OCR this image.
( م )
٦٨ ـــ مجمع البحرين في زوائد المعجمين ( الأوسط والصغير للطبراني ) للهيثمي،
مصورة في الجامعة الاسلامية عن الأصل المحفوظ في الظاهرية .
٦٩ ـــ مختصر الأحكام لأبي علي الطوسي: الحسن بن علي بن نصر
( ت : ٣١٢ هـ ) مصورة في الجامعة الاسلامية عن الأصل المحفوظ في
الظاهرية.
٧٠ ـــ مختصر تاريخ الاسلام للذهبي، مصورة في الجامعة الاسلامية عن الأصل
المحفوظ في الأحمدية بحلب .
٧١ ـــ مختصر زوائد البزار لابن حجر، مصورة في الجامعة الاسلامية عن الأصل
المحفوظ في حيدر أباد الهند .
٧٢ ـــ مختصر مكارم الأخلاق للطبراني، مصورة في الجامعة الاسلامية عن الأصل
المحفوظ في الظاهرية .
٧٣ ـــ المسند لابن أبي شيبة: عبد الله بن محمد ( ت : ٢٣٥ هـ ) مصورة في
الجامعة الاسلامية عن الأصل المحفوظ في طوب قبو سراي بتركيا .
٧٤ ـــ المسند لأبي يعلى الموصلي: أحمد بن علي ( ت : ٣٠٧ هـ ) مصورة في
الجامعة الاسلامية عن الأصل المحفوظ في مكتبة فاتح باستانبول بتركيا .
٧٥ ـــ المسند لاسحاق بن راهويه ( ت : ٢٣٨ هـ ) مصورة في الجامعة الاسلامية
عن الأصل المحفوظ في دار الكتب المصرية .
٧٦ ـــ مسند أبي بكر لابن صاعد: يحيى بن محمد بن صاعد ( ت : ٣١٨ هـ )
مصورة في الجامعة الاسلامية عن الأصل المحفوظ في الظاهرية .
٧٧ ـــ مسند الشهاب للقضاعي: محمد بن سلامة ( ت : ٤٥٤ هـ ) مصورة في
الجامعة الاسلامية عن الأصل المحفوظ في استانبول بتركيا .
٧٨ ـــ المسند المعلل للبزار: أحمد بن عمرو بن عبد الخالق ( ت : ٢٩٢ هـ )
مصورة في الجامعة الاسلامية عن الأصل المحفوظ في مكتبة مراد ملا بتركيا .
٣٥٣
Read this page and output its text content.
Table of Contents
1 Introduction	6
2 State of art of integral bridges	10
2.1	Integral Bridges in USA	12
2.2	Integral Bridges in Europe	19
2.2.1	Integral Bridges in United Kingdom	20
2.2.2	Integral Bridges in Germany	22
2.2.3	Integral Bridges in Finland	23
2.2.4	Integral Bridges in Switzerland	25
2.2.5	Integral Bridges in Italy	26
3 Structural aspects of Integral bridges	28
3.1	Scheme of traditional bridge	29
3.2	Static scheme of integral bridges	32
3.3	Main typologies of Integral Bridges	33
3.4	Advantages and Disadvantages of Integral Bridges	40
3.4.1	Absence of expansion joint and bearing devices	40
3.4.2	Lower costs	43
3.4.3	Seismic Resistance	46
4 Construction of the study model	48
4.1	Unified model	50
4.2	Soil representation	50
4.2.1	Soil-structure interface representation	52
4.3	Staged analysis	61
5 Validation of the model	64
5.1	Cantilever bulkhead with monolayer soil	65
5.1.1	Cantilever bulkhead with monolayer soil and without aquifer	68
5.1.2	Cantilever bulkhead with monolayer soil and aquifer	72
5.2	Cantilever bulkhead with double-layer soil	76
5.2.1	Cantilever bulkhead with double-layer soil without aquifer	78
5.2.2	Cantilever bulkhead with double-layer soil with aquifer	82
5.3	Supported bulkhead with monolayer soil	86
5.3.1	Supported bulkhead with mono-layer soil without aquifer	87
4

------

Copy all lines of the material above where the string "الظاهرية" occurs.

مصورة في الجامعة الاسلامية عن الأصل المحفوظ في الظاهرية .
الظاهرية.
المحفوظ في الظاهرية .
مصورة في الجامعة الاسلامية عن الأصل المحفوظ في الظاهرية .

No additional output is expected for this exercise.